= Prompt =
Retype the data below without altering anything.
==== Input ====
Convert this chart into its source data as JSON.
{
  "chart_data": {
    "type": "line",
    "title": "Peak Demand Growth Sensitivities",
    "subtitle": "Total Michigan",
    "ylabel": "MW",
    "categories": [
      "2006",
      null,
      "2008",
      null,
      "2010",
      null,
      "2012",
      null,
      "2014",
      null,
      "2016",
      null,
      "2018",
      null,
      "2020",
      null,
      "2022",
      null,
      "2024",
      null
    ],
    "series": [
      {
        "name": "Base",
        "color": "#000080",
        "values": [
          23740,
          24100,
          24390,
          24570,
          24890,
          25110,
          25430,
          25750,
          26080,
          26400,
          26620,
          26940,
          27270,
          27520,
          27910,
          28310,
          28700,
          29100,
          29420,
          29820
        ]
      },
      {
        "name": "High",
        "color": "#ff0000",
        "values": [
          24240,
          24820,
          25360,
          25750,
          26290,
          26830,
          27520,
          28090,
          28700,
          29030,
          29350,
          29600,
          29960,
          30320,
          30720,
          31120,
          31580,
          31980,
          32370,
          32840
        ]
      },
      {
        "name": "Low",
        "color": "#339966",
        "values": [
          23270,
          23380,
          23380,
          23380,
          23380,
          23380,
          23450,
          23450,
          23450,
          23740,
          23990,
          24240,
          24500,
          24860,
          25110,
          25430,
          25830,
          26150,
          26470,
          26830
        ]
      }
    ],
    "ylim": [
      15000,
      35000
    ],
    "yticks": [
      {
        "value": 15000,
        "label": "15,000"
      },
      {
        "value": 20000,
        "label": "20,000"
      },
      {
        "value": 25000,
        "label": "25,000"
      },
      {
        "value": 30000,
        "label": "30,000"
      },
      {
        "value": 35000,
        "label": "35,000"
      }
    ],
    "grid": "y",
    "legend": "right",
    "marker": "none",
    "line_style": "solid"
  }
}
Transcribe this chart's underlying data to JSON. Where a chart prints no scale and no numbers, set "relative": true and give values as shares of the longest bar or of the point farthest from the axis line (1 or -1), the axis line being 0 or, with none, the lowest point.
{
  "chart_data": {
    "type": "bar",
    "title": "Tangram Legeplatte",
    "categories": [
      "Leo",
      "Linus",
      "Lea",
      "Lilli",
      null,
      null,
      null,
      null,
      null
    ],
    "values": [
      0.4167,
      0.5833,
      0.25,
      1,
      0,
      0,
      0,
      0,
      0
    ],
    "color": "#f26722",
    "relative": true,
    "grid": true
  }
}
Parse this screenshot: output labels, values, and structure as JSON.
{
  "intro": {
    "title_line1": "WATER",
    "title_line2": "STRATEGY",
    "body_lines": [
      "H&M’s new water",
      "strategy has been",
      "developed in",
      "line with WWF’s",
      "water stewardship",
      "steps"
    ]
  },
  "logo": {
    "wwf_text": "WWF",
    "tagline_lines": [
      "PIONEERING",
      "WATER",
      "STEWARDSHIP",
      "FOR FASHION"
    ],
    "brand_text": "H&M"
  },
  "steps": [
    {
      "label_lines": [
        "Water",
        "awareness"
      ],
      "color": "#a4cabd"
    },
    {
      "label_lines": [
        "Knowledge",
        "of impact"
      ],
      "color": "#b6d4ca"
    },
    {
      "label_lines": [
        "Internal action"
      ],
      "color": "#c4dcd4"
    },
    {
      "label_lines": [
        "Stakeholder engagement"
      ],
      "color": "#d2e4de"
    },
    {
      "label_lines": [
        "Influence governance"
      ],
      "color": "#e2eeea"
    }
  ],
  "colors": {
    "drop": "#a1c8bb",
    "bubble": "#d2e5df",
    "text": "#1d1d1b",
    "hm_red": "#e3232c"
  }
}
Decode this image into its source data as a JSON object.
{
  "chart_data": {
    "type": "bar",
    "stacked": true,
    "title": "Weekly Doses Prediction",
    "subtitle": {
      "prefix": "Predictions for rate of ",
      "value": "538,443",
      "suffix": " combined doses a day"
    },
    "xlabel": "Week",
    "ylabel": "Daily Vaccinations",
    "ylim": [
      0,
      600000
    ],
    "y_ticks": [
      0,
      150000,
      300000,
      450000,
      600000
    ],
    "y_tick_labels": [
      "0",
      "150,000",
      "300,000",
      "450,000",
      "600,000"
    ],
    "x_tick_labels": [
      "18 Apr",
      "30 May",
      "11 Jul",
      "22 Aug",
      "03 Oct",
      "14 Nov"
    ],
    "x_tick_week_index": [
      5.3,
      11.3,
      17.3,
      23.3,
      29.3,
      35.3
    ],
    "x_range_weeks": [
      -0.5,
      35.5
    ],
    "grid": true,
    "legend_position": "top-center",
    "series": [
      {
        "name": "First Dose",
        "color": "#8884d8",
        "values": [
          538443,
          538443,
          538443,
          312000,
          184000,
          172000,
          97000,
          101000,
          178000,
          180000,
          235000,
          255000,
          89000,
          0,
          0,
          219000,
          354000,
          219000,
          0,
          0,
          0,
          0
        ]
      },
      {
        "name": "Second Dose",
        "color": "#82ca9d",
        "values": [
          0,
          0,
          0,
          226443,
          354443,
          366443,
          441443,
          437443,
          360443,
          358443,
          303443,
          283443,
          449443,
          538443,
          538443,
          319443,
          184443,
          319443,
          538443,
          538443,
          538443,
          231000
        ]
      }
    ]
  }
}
====
= The response =
Convert this chart into its source data as JSON.
{
  "chart_data": {
    "type": "line",
    "title": "Peak Demand Growth Sensitivities",
    "subtitle": "Total Michigan",
    "ylabel": "MW",
    "categories": [
      "2006",
      null,
      "2008",
      null,
      "2010",
      null,
      "2012",
      null,
      "2014",
      null,
      "2016",
      null,
      "2018",
      null,
      "2020",
      null,
      "2022",
      null,
      "2024",
      null
    ],
    "series": [
      {
        "name": "Base",
        "color": "#000080",
        "values": [
          23740,
          24100,
          24390,
          24570,
          24890,
          25110,
          25430,
          25750,
          26080,
          26400,
          26620,
          26940,
          27270,
          27520,
          27910,
          28310,
          28700,
          29100,
          29420,
          29820
        ]
      },
      {
        "name": "High",
        "color": "#ff0000",
        "values": [
          24240,
          24820,
          25360,
          25750,
          26290,
          26830,
          27520,
          28090,
          28700,
          29030,
          29350,
          29600,
          29960,
          30320,
          30720,
          31120,
          31580,
          31980,
          32370,
          32840
        ]
      },
      {
        "name": "Low",
        "color": "#339966",
        "values": [
          23270,
          23380,
          23380,
          23380,
          23380,
          23380,
          23450,
          23450,
          23450,
          23740,
          23990,
          24240,
          24500,
          24860,
          25110,
          25430,
          25830,
          26150,
          26470,
          26830
        ]
      }
    ],
    "ylim": [
      15000,
      35000
    ],
    "yticks": [
      {
        "value": 15000,
        "label": "15,000"
      },
      {
        "value": 20000,
        "label": "20,000"
      },
      {
        "value": 25000,
        "label": "25,000"
      },
      {
        "value": 30000,
        "label": "30,000"
      },
      {
        "value": 35000,
        "label": "35,000"
      }
    ],
    "grid": "y",
    "legend": "right",
    "marker": "none",
    "line_style": "solid"
  }
}
Transcribe this chart's underlying data to JSON. Where a chart prints no scale and no numbers, set "relative": true and give values as shares of the longest bar or of the point farthest from the axis line (1 or -1), the axis line being 0 or, with none, the lowest point.
{
  "chart_data": {
    "type": "bar",
    "title": "Tangram Legeplatte",
    "categories": [
      "Leo",
      "Linus",
      "Lea",
      "Lilli",
      null,
      null,
      null,
      null,
      null
    ],
    "values": [
      0.4167,
      0.5833,
      0.25,
      1,
      0,
      0,
      0,
      0,
      0
    ],
    "color": "#f26722",
    "relative": true,
    "grid": true
  }
}
Parse this screenshot: output labels, values, and structure as JSON.
{
  "intro": {
    "title_line1": "WATER",
    "title_line2": "STRATEGY",
    "body_lines": [
      "H&M’s new water",
      "strategy has been",
      "developed in",
      "line with WWF’s",
      "water stewardship",
      "steps"
    ]
  },
  "logo": {
    "wwf_text": "WWF",
    "tagline_lines": [
      "PIONEERING",
      "WATER",
      "STEWARDSHIP",
      "FOR FASHION"
    ],
    "brand_text": "H&M"
  },
  "steps": [
    {
      "label_lines": [
        "Water",
        "awareness"
      ],
      "color": "#a4cabd"
    },
    {
      "label_lines": [
        "Knowledge",
        "of impact"
      ],
      "color": "#b6d4ca"
    },
    {
      "label_lines": [
        "Internal action"
      ],
      "color": "#c4dcd4"
    },
    {
      "label_lines": [
        "Stakeholder engagement"
      ],
      "color": "#d2e4de"
    },
    {
      "label_lines": [
        "Influence governance"
      ],
      "color": "#e2eeea"
    }
  ],
  "colors": {
    "drop": "#a1c8bb",
    "bubble": "#d2e5df",
    "text": "#1d1d1b",
    "hm_red": "#e3232c"
  }
}
Decode this image into its source data as a JSON object.
{
  "chart_data": {
    "type": "bar",
    "stacked": true,
    "title": "Weekly Doses Prediction",
    "subtitle": {
      "prefix": "Predictions for rate of ",
      "value": "538,443",
      "suffix": " combined doses a day"
    },
    "xlabel": "Week",
    "ylabel": "Daily Vaccinations",
    "ylim": [
      0,
      600000
    ],
    "y_ticks": [
      0,
      150000,
      300000,
      450000,
      600000
    ],
    "y_tick_labels": [
      "0",
      "150,000",
      "300,000",
      "450,000",
      "600,000"
    ],
    "x_tick_labels": [
      "18 Apr",
      "30 May",
      "11 Jul",
      "22 Aug",
      "03 Oct",
      "14 Nov"
    ],
    "x_tick_week_index": [
      5.3,
      11.3,
      17.3,
      23.3,
      29.3,
      35.3
    ],
    "x_range_weeks": [
      -0.5,
      35.5
    ],
    "grid": true,
    "legend_position": "top-center",
    "series": [
      {
        "name": "First Dose",
        "color": "#8884d8",
        "values": [
          538443,
          538443,
          538443,
          312000,
          184000,
          172000,
          97000,
          101000,
          178000,
          180000,
          235000,
          255000,
          89000,
          0,
          0,
          219000,
          354000,
          219000,
          0,
          0,
          0,
          0
        ]
      },
      {
        "name": "Second Dose",
        "color": "#82ca9d",
        "values": [
          0,
          0,
          0,
          226443,
          354443,
          366443,
          441443,
          437443,
          360443,
          358443,
          303443,
          283443,
          449443,
          538443,
          538443,
          319443,
          184443,
          319443,
          538443,
          538443,
          538443,
          231000
        ]
      }
    ]
  }
}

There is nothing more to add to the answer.